**Instruction:** The answer is a single number: how many lines hold the string "WITH".
#### Record list
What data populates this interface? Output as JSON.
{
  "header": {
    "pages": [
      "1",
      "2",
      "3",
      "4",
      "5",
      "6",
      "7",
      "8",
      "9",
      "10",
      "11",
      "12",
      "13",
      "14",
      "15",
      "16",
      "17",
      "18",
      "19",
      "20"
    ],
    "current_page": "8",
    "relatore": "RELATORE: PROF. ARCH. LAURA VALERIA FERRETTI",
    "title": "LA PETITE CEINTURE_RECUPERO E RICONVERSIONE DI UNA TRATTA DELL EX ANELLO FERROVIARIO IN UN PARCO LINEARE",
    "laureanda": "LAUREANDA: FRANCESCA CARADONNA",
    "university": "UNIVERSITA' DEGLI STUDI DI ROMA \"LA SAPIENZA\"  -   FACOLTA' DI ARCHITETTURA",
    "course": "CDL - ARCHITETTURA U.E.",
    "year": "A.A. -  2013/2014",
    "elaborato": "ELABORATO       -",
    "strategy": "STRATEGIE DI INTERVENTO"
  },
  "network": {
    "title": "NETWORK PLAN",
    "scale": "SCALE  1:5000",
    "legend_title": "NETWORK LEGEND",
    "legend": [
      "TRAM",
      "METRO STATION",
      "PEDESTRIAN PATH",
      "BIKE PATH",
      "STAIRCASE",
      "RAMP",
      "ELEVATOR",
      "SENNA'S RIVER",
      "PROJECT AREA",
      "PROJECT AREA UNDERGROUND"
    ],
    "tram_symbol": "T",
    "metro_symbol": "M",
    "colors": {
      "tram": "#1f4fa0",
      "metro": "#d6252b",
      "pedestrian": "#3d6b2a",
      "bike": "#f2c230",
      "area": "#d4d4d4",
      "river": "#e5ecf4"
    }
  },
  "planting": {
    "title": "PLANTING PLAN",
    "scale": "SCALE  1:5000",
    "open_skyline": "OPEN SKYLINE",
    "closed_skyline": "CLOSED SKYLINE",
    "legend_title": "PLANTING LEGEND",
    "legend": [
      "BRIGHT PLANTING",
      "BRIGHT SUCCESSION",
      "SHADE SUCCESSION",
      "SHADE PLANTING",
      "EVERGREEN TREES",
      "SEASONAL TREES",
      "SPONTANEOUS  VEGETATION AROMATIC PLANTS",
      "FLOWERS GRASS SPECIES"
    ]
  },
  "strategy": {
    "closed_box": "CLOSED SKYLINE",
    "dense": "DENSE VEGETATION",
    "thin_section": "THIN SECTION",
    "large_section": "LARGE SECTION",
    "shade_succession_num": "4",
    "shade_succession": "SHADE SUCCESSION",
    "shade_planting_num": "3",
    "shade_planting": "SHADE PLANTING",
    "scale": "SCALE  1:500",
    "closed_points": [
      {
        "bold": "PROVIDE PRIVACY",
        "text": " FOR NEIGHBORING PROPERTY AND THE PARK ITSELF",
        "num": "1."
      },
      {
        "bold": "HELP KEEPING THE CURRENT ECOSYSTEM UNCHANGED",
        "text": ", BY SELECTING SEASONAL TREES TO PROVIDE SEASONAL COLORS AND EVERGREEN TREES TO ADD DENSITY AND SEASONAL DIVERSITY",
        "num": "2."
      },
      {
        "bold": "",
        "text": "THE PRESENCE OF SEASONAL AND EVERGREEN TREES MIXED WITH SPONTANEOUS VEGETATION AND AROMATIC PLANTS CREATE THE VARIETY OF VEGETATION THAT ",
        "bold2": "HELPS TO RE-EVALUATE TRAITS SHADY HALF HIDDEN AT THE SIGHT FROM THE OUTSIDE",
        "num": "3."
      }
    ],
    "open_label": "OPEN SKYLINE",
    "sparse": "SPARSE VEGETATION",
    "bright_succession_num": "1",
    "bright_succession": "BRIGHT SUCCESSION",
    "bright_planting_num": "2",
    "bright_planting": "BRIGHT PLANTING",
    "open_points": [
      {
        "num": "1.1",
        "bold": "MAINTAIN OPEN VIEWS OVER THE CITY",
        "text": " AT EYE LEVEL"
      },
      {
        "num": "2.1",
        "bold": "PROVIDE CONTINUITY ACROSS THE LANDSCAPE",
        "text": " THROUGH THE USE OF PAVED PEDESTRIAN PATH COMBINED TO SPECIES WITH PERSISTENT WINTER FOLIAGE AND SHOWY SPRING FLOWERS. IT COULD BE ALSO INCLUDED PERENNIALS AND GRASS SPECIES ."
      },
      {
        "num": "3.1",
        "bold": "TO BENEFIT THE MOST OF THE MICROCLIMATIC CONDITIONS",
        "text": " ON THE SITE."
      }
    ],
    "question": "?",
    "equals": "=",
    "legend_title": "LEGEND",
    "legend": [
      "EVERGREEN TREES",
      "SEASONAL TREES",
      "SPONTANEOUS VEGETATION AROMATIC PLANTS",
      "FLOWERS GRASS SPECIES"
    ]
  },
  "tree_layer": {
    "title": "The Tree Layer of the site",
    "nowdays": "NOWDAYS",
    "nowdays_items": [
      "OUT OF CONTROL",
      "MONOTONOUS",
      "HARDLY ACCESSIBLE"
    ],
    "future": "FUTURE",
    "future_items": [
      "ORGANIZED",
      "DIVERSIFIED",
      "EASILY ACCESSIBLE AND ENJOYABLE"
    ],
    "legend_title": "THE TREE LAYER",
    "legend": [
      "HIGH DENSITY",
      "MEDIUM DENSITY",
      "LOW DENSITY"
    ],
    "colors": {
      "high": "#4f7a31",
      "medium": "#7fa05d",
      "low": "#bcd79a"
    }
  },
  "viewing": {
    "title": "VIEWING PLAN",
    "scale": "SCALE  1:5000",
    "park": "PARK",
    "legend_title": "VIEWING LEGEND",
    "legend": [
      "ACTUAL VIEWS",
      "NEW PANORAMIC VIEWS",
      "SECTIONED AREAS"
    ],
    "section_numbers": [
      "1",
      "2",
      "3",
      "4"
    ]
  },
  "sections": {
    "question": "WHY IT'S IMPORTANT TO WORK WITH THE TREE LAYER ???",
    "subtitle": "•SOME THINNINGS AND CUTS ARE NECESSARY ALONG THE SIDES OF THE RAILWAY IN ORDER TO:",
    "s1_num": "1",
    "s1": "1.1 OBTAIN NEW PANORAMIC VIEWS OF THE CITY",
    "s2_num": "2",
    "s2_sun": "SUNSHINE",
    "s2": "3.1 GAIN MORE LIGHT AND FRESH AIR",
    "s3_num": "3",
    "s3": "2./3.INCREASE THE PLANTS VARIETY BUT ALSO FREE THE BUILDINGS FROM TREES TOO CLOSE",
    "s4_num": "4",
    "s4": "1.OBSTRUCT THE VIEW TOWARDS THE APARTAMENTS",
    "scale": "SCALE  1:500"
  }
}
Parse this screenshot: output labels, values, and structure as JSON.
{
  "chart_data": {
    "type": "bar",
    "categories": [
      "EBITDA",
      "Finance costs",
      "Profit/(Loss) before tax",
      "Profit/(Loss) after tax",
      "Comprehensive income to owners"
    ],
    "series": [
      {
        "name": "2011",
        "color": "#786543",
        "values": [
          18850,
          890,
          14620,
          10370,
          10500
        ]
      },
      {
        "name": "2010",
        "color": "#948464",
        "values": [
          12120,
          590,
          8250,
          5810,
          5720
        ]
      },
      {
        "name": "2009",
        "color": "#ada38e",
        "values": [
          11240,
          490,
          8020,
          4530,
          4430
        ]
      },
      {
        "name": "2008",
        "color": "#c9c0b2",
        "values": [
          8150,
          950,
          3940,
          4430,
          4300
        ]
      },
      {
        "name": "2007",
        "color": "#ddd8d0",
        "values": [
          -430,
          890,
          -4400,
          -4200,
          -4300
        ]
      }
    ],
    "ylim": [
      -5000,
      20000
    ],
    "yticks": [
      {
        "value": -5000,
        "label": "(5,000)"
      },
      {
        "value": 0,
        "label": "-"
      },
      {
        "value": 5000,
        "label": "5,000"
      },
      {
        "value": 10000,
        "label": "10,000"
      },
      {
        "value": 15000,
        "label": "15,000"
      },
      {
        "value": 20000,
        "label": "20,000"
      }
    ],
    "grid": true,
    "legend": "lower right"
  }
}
########
**Finished answer:** 3